▸ Brief: Reproduce the listing below without changes, except that pictures are left out.

Data provided start

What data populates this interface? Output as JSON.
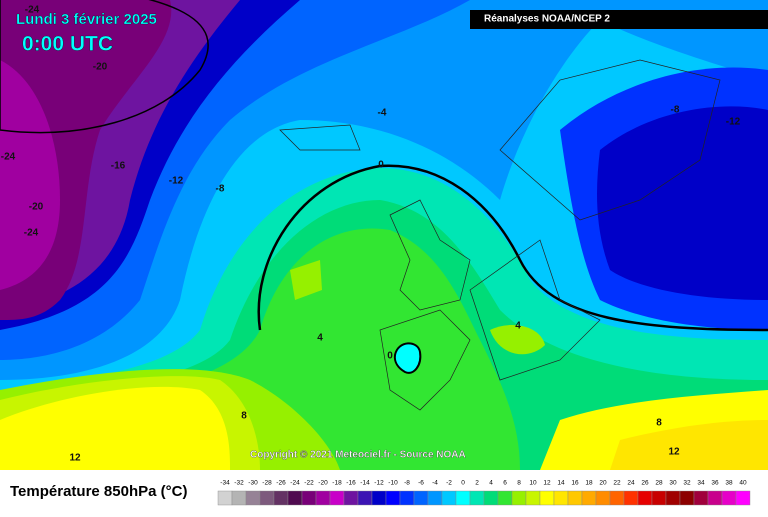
{
  "header": {
    "title": "Lundi 3 février 2025",
    "time": "0:00 UTC",
    "source": "Réanalyses NOAA/NCEP 2"
  },
  "map": {
    "contour_labels": [
      -24,
      -20,
      -24,
      -16,
      -12,
      -8,
      -20,
      -24,
      -4,
      0,
      -8,
      -12,
      4,
      0,
      4,
      8,
      12,
      8,
      12
    ],
    "copyright": "Copyright © 2021 Meteociel.fr - Source NOAA"
  },
  "legend": {
    "title": "Température 850hPa (°C)",
    "values": [
      -34,
      -32,
      -30,
      -28,
      -26,
      -24,
      -22,
      -20,
      -18,
      -16,
      -14,
      -12,
      -10,
      -8,
      -6,
      -4,
      -2,
      0,
      2,
      4,
      6,
      8,
      10,
      12,
      14,
      16,
      18,
      20,
      22,
      24,
      26,
      28,
      30,
      32,
      34,
      36,
      38,
      40
    ],
    "colors": [
      "#d2d2d2",
      "#b4b4b4",
      "#968296",
      "#7d5a7d",
      "#643264",
      "#500a50",
      "#780078",
      "#a000a0",
      "#c800c8",
      "#6e14a0",
      "#3c14b4",
      "#0000c8",
      "#0000ff",
      "#0032ff",
      "#0064ff",
      "#0096ff",
      "#00c8ff",
      "#00ffff",
      "#00e6b4",
      "#00dc78",
      "#32e632",
      "#96f000",
      "#c8f500",
      "#ffff00",
      "#ffe600",
      "#ffc800",
      "#ffaa00",
      "#ff8c00",
      "#ff6400",
      "#ff3200",
      "#e60000",
      "#c80000",
      "#a00000",
      "#8c0000",
      "#a0003c",
      "#c8008c",
      "#e600c8",
      "#ff00ff"
    ]
  }
}
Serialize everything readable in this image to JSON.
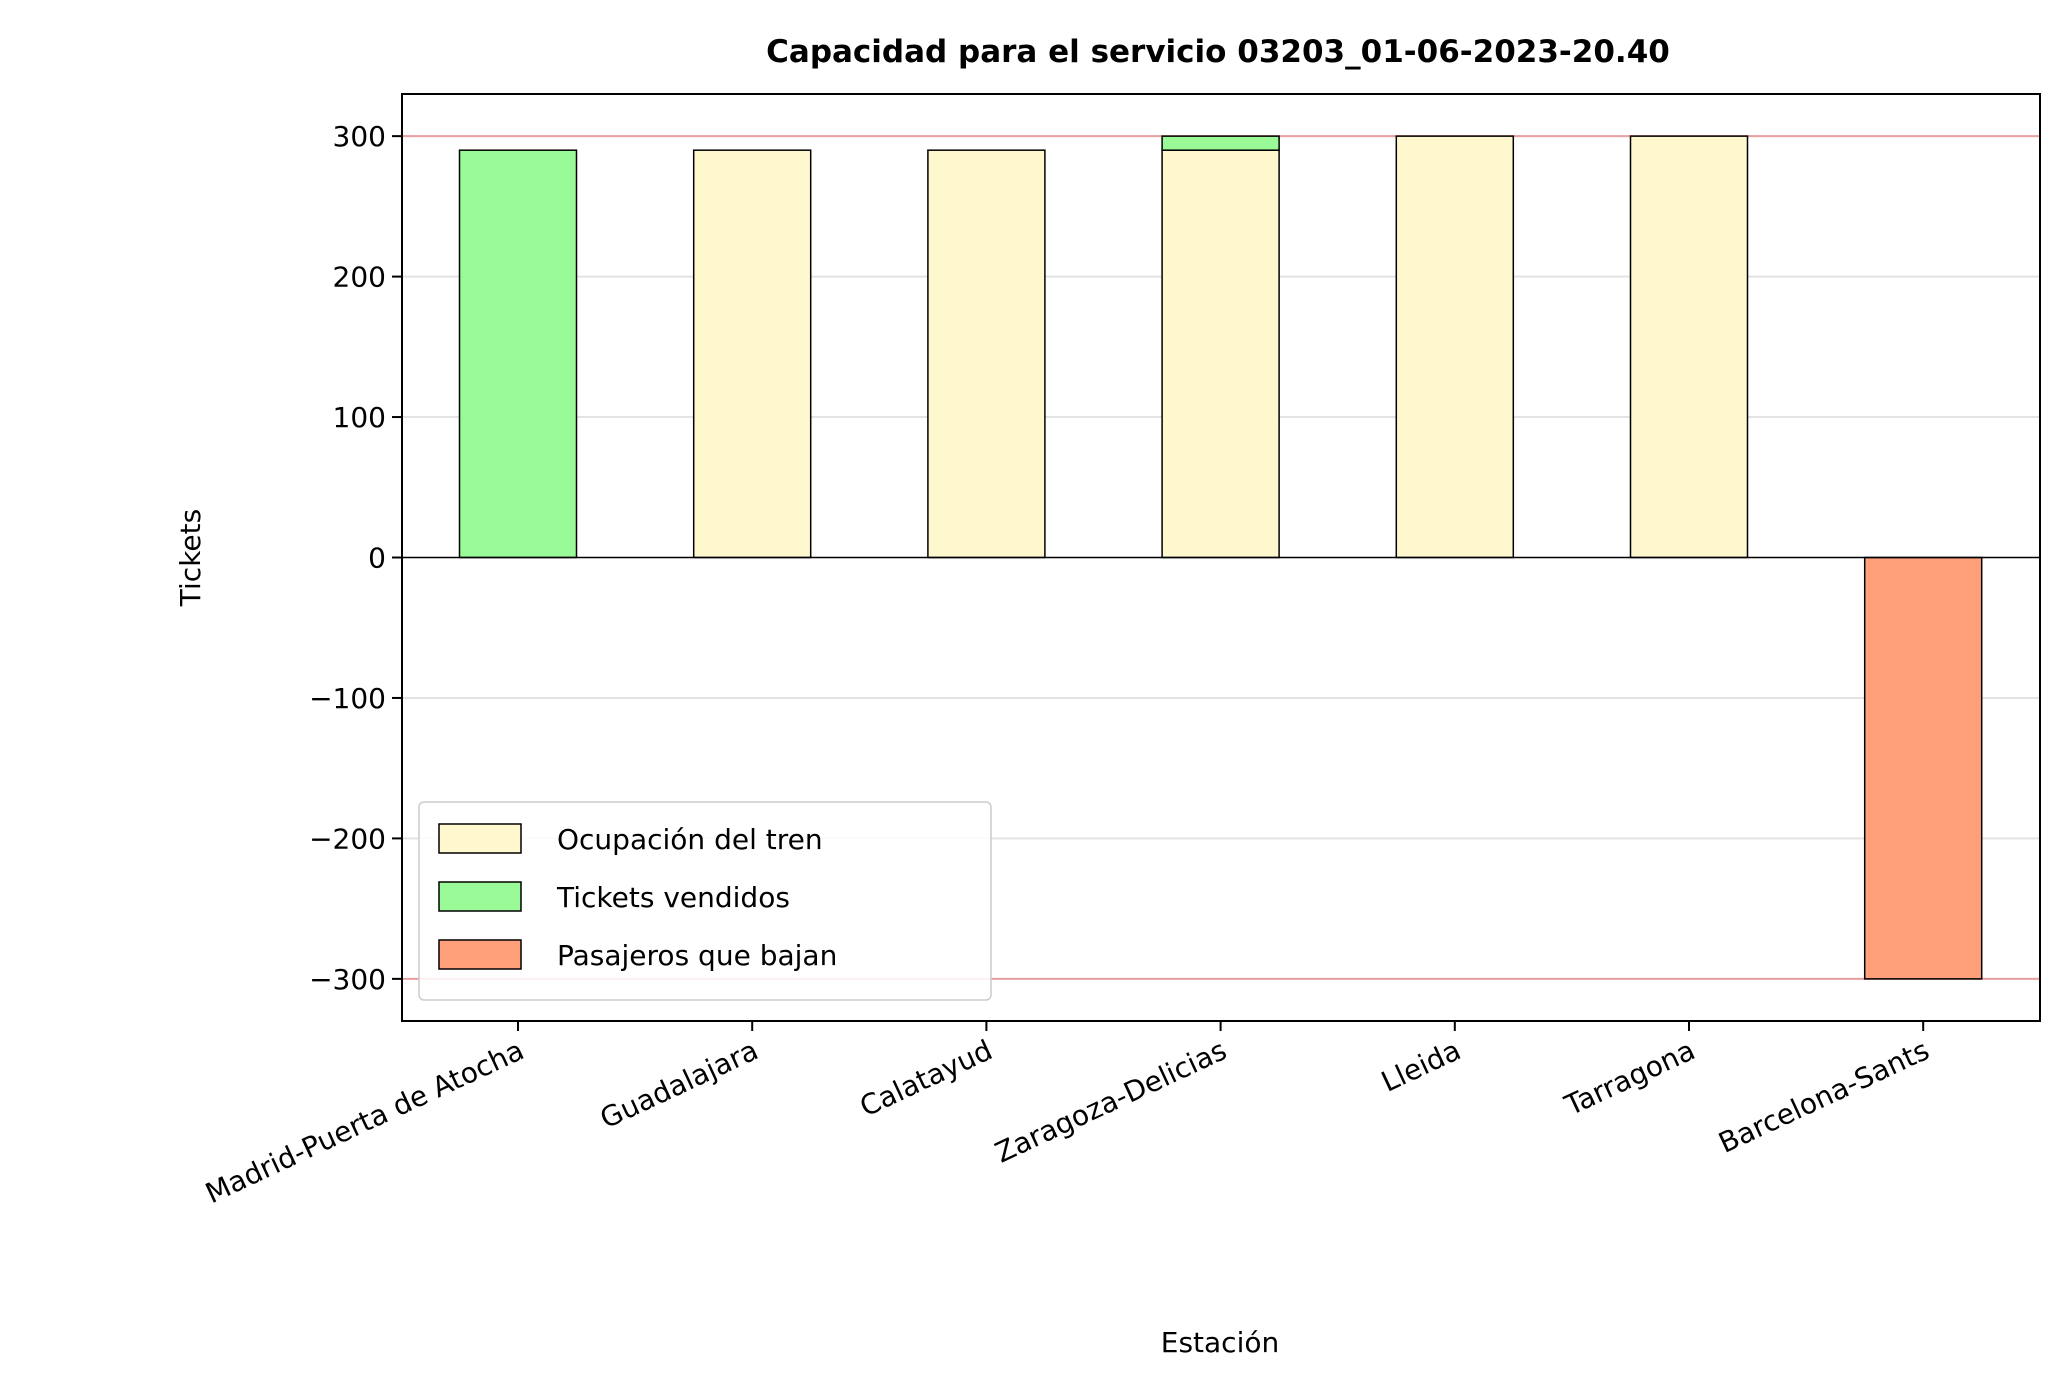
{
  "chart_data": {
    "type": "bar",
    "title": "Capacidad para el servicio 03203_01-06-2023-20.40",
    "xlabel": "Estación",
    "ylabel": "Tickets",
    "categories": [
      "Madrid-Puerta de Atocha",
      "Guadalajara",
      "Calatayud",
      "Zaragoza-Delicias",
      "Lleida",
      "Tarragona",
      "Barcelona-Sants"
    ],
    "ylim": [
      -330,
      330
    ],
    "yticks": [
      300,
      200,
      100,
      0,
      -100,
      -200,
      -300
    ],
    "ytick_labels": [
      "300",
      "200",
      "100",
      "0",
      "−100",
      "−200",
      "−300"
    ],
    "grid": "y",
    "capacity_lines": [
      300,
      -300
    ],
    "legend_position": "lower-left",
    "series": [
      {
        "name": "Ocupación del tren",
        "color": "#fff8cf",
        "values": [
          0,
          290,
          290,
          290,
          300,
          300,
          0
        ]
      },
      {
        "name": "Tickets vendidos",
        "color": "#99fa97",
        "values": [
          290,
          0,
          0,
          10,
          0,
          0,
          0
        ]
      },
      {
        "name": "Pasajeros que bajan",
        "color": "#ffa07a",
        "values": [
          0,
          0,
          0,
          0,
          0,
          0,
          -300
        ]
      }
    ],
    "colors": {
      "capacity_line": "#e8a0a0",
      "grid": "#e3e3e3",
      "edge": "#000000"
    }
  }
}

Data provided end

▸ Result of the exercise:
What data populates this interface? Output as JSON.
{
  "header": {
    "title": "Lundi 3 février 2025",
    "time": "0:00 UTC",
    "source": "Réanalyses NOAA/NCEP 2"
  },
  "map": {
    "contour_labels": [
      -24,
      -20,
      -24,
      -16,
      -12,
      -8,
      -20,
      -24,
      -4,
      0,
      -8,
      -12,
      4,
      0,
      4,
      8,
      12,
      8,
      12
    ],
    "copyright": "Copyright © 2021 Meteociel.fr - Source NOAA"
  },
  "legend": {
    "title": "Température 850hPa (°C)",
    "values": [
      -34,
      -32,
      -30,
      -28,
      -26,
      -24,
      -22,
      -20,
      -18,
      -16,
      -14,
      -12,
      -10,
      -8,
      -6,
      -4,
      -2,
      0,
      2,
      4,
      6,
      8,
      10,
      12,
      14,
      16,
      18,
      20,
      22,
      24,
      26,
      28,
      30,
      32,
      34,
      36,
      38,
      40
    ],
    "colors": [
      "#d2d2d2",
      "#b4b4b4",
      "#968296",
      "#7d5a7d",
      "#643264",
      "#500a50",
      "#780078",
      "#a000a0",
      "#c800c8",
      "#6e14a0",
      "#3c14b4",
      "#0000c8",
      "#0000ff",
      "#0032ff",
      "#0064ff",
      "#0096ff",
      "#00c8ff",
      "#00ffff",
      "#00e6b4",
      "#00dc78",
      "#32e632",
      "#96f000",
      "#c8f500",
      "#ffff00",
      "#ffe600",
      "#ffc800",
      "#ffaa00",
      "#ff8c00",
      "#ff6400",
      "#ff3200",
      "#e60000",
      "#c80000",
      "#a00000",
      "#8c0000",
      "#a0003c",
      "#c8008c",
      "#e600c8",
      "#ff00ff"
    ]
  }
}
Serialize everything readable in this image to JSON.
{
  "chart_data": {
    "type": "bar",
    "title": "Capacidad para el servicio 03203_01-06-2023-20.40",
    "xlabel": "Estación",
    "ylabel": "Tickets",
    "categories": [
      "Madrid-Puerta de Atocha",
      "Guadalajara",
      "Calatayud",
      "Zaragoza-Delicias",
      "Lleida",
      "Tarragona",
      "Barcelona-Sants"
    ],
    "ylim": [
      -330,
      330
    ],
    "yticks": [
      300,
      200,
      100,
      0,
      -100,
      -200,
      -300
    ],
    "ytick_labels": [
      "300",
      "200",
      "100",
      "0",
      "−100",
      "−200",
      "−300"
    ],
    "grid": "y",
    "capacity_lines": [
      300,
      -300
    ],
    "legend_position": "lower-left",
    "series": [
      {
        "name": "Ocupación del tren",
        "color": "#fff8cf",
        "values": [
          0,
          290,
          290,
          290,
          300,
          300,
          0
        ]
      },
      {
        "name": "Tickets vendidos",
        "color": "#99fa97",
        "values": [
          290,
          0,
          0,
          10,
          0,
          0,
          0
        ]
      },
      {
        "name": "Pasajeros que bajan",
        "color": "#ffa07a",
        "values": [
          0,
          0,
          0,
          0,
          0,
          0,
          -300
        ]
      }
    ],
    "colors": {
      "capacity_line": "#e8a0a0",
      "grid": "#e3e3e3",
      "edge": "#000000"
    }
  }
}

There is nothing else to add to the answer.